**SET TASK**
Extract each line from the entries below that has the string "credit" in it.

Figure data in JSON:

↓

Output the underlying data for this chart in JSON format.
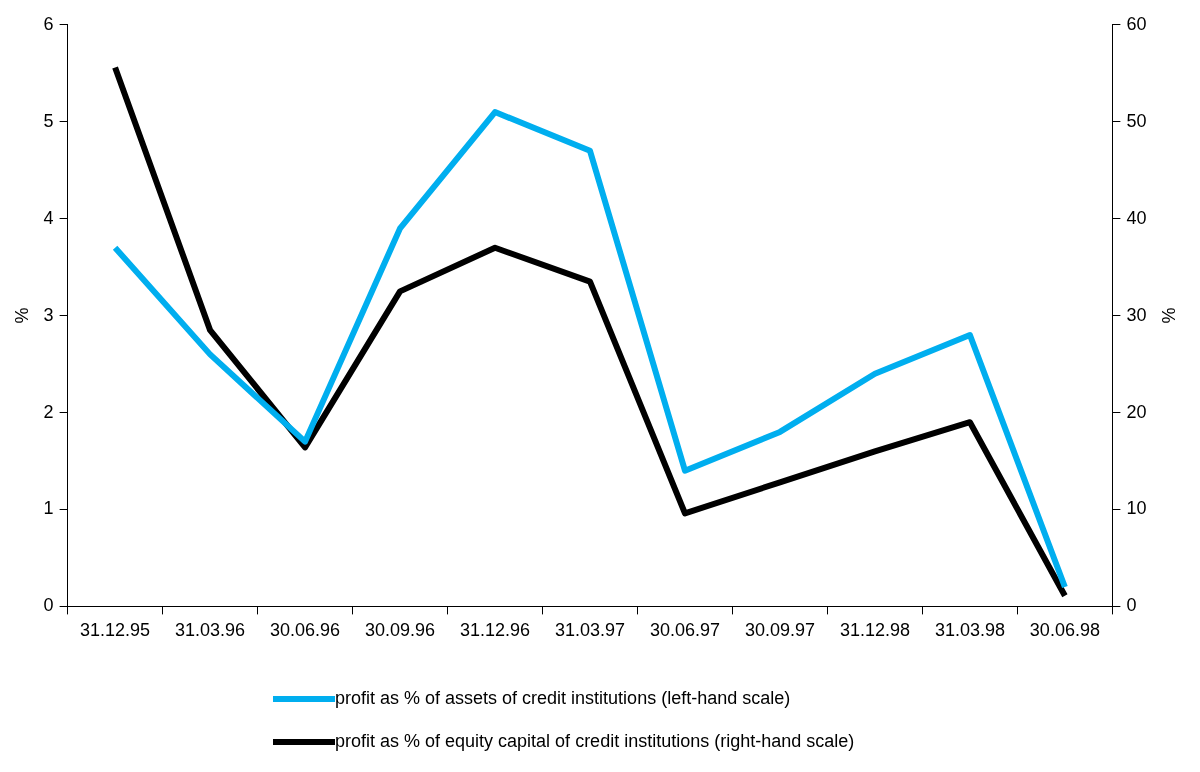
{
  "chart_data": {
    "type": "line",
    "ylabel": "%",
    "y2label": "%",
    "categories": [
      "31.12.95",
      "31.03.96",
      "30.06.96",
      "30.09.96",
      "31.12.96",
      "31.03.97",
      "30.06.97",
      "30.09.97",
      "31.12.98",
      "31.03.98",
      "30.06.98"
    ],
    "series": [
      {
        "name": "profit as % of assets of credit institutions (left-hand scale)",
        "color": "#00aeef",
        "values": [
          3.7,
          2.6,
          1.7,
          3.9,
          5.1,
          4.7,
          1.4,
          1.8,
          2.4,
          2.8,
          0.2
        ]
      },
      {
        "name": "profit as % of equity capital of credit institutions (right-hand scale)",
        "color": "#000000",
        "axis": "y2",
        "values": [
          55.6,
          28.5,
          16.4,
          32.5,
          37,
          33.5,
          9.6,
          12.8,
          16,
          19,
          1.1
        ]
      }
    ],
    "ylim": [
      0,
      6
    ],
    "yticks": [
      0,
      1,
      2,
      3,
      4,
      5,
      6
    ],
    "y2lim": [
      0,
      60
    ],
    "y2ticks": [
      0,
      10,
      20,
      30,
      40,
      50,
      60
    ],
    "grid": false,
    "legend": "bottom",
    "marker": "none",
    "line_style": "solid"
  }
}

↑

**FINISHED TASK**
        "name": "profit as % of assets of credit institutions (left-hand scale)",
        "name": "profit as % of equity capital of credit institutions (right-hand scale)",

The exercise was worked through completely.